(Entries from a dataset)
= = = = =

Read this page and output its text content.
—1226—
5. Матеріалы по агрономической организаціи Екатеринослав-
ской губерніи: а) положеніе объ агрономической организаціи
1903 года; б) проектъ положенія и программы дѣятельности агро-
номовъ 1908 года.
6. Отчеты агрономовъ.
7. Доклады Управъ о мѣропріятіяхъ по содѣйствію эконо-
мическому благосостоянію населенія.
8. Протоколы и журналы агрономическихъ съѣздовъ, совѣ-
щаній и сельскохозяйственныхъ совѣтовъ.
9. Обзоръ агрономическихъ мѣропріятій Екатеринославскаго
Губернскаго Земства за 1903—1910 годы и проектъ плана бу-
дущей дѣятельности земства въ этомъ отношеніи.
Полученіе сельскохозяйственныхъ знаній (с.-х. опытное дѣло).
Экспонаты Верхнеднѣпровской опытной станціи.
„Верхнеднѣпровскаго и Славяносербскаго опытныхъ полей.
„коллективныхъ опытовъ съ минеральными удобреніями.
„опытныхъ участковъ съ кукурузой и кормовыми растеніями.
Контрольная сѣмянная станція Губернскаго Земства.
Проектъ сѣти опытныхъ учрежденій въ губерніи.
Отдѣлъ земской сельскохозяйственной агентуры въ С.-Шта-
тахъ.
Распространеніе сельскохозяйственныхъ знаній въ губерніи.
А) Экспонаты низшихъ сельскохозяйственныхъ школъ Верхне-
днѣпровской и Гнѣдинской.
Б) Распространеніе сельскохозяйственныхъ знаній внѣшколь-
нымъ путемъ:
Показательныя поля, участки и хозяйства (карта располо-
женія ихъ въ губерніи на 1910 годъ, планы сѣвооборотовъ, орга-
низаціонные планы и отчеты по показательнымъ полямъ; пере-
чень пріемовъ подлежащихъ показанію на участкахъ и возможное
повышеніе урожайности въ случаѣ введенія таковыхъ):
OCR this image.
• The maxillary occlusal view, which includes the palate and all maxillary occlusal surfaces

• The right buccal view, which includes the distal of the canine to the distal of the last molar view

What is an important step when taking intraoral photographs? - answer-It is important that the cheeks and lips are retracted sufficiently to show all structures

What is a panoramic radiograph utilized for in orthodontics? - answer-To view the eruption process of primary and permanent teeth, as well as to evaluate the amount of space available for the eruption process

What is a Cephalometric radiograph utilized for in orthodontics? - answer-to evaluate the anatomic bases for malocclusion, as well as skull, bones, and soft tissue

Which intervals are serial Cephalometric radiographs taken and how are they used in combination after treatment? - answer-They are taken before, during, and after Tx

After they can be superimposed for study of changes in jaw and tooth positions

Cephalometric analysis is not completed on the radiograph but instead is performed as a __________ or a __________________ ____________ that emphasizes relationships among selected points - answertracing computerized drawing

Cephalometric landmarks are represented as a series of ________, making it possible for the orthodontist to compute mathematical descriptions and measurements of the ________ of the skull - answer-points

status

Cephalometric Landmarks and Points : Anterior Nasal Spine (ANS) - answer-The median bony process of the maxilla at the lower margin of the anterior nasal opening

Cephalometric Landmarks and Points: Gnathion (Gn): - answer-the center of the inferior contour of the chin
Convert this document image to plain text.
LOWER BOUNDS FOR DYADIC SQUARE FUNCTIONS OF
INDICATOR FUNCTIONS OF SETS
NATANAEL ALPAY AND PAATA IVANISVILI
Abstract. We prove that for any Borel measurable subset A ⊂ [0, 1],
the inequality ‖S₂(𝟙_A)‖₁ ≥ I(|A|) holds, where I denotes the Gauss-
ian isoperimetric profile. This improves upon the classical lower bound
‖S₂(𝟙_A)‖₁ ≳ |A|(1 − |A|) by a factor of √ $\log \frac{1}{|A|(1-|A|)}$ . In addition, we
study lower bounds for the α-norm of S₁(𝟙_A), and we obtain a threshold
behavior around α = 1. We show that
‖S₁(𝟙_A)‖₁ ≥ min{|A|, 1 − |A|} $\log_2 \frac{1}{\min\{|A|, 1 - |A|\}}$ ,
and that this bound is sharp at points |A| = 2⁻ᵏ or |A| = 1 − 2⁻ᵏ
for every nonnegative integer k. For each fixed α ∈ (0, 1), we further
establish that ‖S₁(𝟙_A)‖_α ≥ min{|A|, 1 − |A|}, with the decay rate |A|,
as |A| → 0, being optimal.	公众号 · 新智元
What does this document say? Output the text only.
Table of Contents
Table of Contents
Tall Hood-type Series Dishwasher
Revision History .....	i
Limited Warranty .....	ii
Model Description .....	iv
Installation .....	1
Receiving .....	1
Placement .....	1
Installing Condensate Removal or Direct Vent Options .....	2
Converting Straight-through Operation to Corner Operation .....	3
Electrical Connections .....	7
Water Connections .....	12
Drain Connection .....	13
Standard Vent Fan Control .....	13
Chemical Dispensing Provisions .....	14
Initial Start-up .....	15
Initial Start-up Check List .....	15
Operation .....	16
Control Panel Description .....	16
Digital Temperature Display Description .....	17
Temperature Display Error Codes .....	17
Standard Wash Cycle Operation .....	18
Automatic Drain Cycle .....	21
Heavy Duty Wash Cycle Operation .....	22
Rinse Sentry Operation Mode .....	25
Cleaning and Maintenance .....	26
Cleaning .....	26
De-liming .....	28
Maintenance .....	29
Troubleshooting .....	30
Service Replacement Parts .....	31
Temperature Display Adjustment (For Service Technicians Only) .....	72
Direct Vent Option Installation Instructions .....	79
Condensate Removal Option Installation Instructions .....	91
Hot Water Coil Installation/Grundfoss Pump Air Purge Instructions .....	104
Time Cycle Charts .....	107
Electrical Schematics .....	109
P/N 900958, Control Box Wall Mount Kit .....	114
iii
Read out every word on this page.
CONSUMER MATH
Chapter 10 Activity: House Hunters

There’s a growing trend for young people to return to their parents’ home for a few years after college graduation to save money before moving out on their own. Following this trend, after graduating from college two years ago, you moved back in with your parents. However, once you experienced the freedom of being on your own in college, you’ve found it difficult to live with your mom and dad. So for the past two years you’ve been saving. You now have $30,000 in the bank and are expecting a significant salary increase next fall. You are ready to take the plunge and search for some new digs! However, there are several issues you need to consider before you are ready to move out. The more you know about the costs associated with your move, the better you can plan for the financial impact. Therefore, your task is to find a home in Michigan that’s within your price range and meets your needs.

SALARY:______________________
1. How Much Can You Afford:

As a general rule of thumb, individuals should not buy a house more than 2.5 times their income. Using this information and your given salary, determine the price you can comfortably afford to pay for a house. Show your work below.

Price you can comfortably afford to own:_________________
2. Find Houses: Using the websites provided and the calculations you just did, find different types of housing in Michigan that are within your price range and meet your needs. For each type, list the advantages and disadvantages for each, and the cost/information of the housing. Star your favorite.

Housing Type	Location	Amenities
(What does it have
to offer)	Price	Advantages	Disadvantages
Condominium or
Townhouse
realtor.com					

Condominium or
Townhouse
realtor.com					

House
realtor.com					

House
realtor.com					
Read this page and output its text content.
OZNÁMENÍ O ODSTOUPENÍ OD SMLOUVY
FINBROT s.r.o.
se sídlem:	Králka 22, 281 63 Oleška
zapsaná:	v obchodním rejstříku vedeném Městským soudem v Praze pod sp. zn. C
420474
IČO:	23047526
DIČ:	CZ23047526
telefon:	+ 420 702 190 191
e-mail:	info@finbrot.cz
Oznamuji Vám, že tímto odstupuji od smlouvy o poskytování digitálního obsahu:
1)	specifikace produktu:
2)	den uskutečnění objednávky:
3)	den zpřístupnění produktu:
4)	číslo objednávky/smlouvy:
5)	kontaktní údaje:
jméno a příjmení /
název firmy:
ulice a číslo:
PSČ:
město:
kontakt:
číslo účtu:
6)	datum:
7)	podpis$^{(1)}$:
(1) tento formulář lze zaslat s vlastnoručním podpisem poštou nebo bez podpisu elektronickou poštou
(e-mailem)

= = = = =

- **Work to complete**
Exactly as they are written, print the entries again.

- **Response to the exercise**
Read this page and output its text content.
—1226—
5. Матеріалы по агрономической организаціи Екатеринослав-
ской губерніи: а) положеніе объ агрономической организаціи
1903 года; б) проектъ положенія и программы дѣятельности агро-
номовъ 1908 года.
6. Отчеты агрономовъ.
7. Доклады Управъ о мѣропріятіяхъ по содѣйствію эконо-
мическому благосостоянію населенія.
8. Протоколы и журналы агрономическихъ съѣздовъ, совѣ-
щаній и сельскохозяйственныхъ совѣтовъ.
9. Обзоръ агрономическихъ мѣропріятій Екатеринославскаго
Губернскаго Земства за 1903—1910 годы и проектъ плана бу-
дущей дѣятельности земства въ этомъ отношеніи.
Полученіе сельскохозяйственныхъ знаній (с.-х. опытное дѣло).
Экспонаты Верхнеднѣпровской опытной станціи.
„Верхнеднѣпровскаго и Славяносербскаго опытныхъ полей.
„коллективныхъ опытовъ съ минеральными удобреніями.
„опытныхъ участковъ съ кукурузой и кормовыми растеніями.
Контрольная сѣмянная станція Губернскаго Земства.
Проектъ сѣти опытныхъ учрежденій въ губерніи.
Отдѣлъ земской сельскохозяйственной агентуры въ С.-Шта-
тахъ.
Распространеніе сельскохозяйственныхъ знаній въ губерніи.
А) Экспонаты низшихъ сельскохозяйственныхъ школъ Верхне-
днѣпровской и Гнѣдинской.
Б) Распространеніе сельскохозяйственныхъ знаній внѣшколь-
нымъ путемъ:
Показательныя поля, участки и хозяйства (карта располо-
женія ихъ въ губерніи на 1910 годъ, планы сѣвооборотовъ, орга-
низаціонные планы и отчеты по показательнымъ полямъ; пере-
чень пріемовъ подлежащихъ показанію на участкахъ и возможное
повышеніе урожайности въ случаѣ введенія таковыхъ):
OCR this image.
• The maxillary occlusal view, which includes the palate and all maxillary occlusal surfaces

• The right buccal view, which includes the distal of the canine to the distal of the last molar view

What is an important step when taking intraoral photographs? - answer-It is important that the cheeks and lips are retracted sufficiently to show all structures

What is a panoramic radiograph utilized for in orthodontics? - answer-To view the eruption process of primary and permanent teeth, as well as to evaluate the amount of space available for the eruption process

What is a Cephalometric radiograph utilized for in orthodontics? - answer-to evaluate the anatomic bases for malocclusion, as well as skull, bones, and soft tissue

Which intervals are serial Cephalometric radiographs taken and how are they used in combination after treatment? - answer-They are taken before, during, and after Tx

After they can be superimposed for study of changes in jaw and tooth positions

Cephalometric analysis is not completed on the radiograph but instead is performed as a __________ or a __________________ ____________ that emphasizes relationships among selected points - answertracing computerized drawing

Cephalometric landmarks are represented as a series of ________, making it possible for the orthodontist to compute mathematical descriptions and measurements of the ________ of the skull - answer-points

status

Cephalometric Landmarks and Points : Anterior Nasal Spine (ANS) - answer-The median bony process of the maxilla at the lower margin of the anterior nasal opening

Cephalometric Landmarks and Points: Gnathion (Gn): - answer-the center of the inferior contour of the chin
Convert this document image to plain text.
LOWER BOUNDS FOR DYADIC SQUARE FUNCTIONS OF
INDICATOR FUNCTIONS OF SETS
NATANAEL ALPAY AND PAATA IVANISVILI
Abstract. We prove that for any Borel measurable subset A ⊂ [0, 1],
the inequality ‖S₂(𝟙_A)‖₁ ≥ I(|A|) holds, where I denotes the Gauss-
ian isoperimetric profile. This improves upon the classical lower bound
‖S₂(𝟙_A)‖₁ ≳ |A|(1 − |A|) by a factor of √ $\log \frac{1}{|A|(1-|A|)}$ . In addition, we
study lower bounds for the α-norm of S₁(𝟙_A), and we obtain a threshold
behavior around α = 1. We show that
‖S₁(𝟙_A)‖₁ ≥ min{|A|, 1 − |A|} $\log_2 \frac{1}{\min\{|A|, 1 - |A|\}}$ ,
and that this bound is sharp at points |A| = 2⁻ᵏ or |A| = 1 − 2⁻ᵏ
for every nonnegative integer k. For each fixed α ∈ (0, 1), we further
establish that ‖S₁(𝟙_A)‖_α ≥ min{|A|, 1 − |A|}, with the decay rate |A|,
as |A| → 0, being optimal.	公众号 · 新智元
What does this document say? Output the text only.
Table of Contents
Table of Contents
Tall Hood-type Series Dishwasher
Revision History .....	i
Limited Warranty .....	ii
Model Description .....	iv
Installation .....	1
Receiving .....	1
Placement .....	1
Installing Condensate Removal or Direct Vent Options .....	2
Converting Straight-through Operation to Corner Operation .....	3
Electrical Connections .....	7
Water Connections .....	12
Drain Connection .....	13
Standard Vent Fan Control .....	13
Chemical Dispensing Provisions .....	14
Initial Start-up .....	15
Initial Start-up Check List .....	15
Operation .....	16
Control Panel Description .....	16
Digital Temperature Display Description .....	17
Temperature Display Error Codes .....	17
Standard Wash Cycle Operation .....	18
Automatic Drain Cycle .....	21
Heavy Duty Wash Cycle Operation .....	22
Rinse Sentry Operation Mode .....	25
Cleaning and Maintenance .....	26
Cleaning .....	26
De-liming .....	28
Maintenance .....	29
Troubleshooting .....	30
Service Replacement Parts .....	31
Temperature Display Adjustment (For Service Technicians Only) .....	72
Direct Vent Option Installation Instructions .....	79
Condensate Removal Option Installation Instructions .....	91
Hot Water Coil Installation/Grundfoss Pump Air Purge Instructions .....	104
Time Cycle Charts .....	107
Electrical Schematics .....	109
P/N 900958, Control Box Wall Mount Kit .....	114
iii
Read out every word on this page.
CONSUMER MATH
Chapter 10 Activity: House Hunters

There’s a growing trend for young people to return to their parents’ home for a few years after college graduation to save money before moving out on their own. Following this trend, after graduating from college two years ago, you moved back in with your parents. However, once you experienced the freedom of being on your own in college, you’ve found it difficult to live with your mom and dad. So for the past two years you’ve been saving. You now have $30,000 in the bank and are expecting a significant salary increase next fall. You are ready to take the plunge and search for some new digs! However, there are several issues you need to consider before you are ready to move out. The more you know about the costs associated with your move, the better you can plan for the financial impact. Therefore, your task is to find a home in Michigan that’s within your price range and meets your needs.

SALARY:______________________
1. How Much Can You Afford:

As a general rule of thumb, individuals should not buy a house more than 2.5 times their income. Using this information and your given salary, determine the price you can comfortably afford to pay for a house. Show your work below.

Price you can comfortably afford to own:_________________
2. Find Houses: Using the websites provided and the calculations you just did, find different types of housing in Michigan that are within your price range and meet your needs. For each type, list the advantages and disadvantages for each, and the cost/information of the housing. Star your favorite.

Housing Type	Location	Amenities
(What does it have
to offer)	Price	Advantages	Disadvantages
Condominium or
Townhouse
realtor.com					

Condominium or
Townhouse
realtor.com					

House
realtor.com					

House
realtor.com					
Read this page and output its text content.
OZNÁMENÍ O ODSTOUPENÍ OD SMLOUVY
FINBROT s.r.o.
se sídlem:	Králka 22, 281 63 Oleška
zapsaná:	v obchodním rejstříku vedeném Městským soudem v Praze pod sp. zn. C
420474
IČO:	23047526
DIČ:	CZ23047526
telefon:	+ 420 702 190 191
e-mail:	info@finbrot.cz
Oznamuji Vám, že tímto odstupuji od smlouvy o poskytování digitálního obsahu:
1)	specifikace produktu:
2)	den uskutečnění objednávky:
3)	den zpřístupnění produktu:
4)	číslo objednávky/smlouvy:
5)	kontaktní údaje:
jméno a příjmení /
název firmy:
ulice a číslo:
PSČ:
město:
kontakt:
číslo účtu:
6)	datum:
7)	podpis$^{(1)}$:
(1) tento formulář lze zaslat s vlastnoručním podpisem poštou nebo bez podpisu elektronickou poštou
(e-mailem)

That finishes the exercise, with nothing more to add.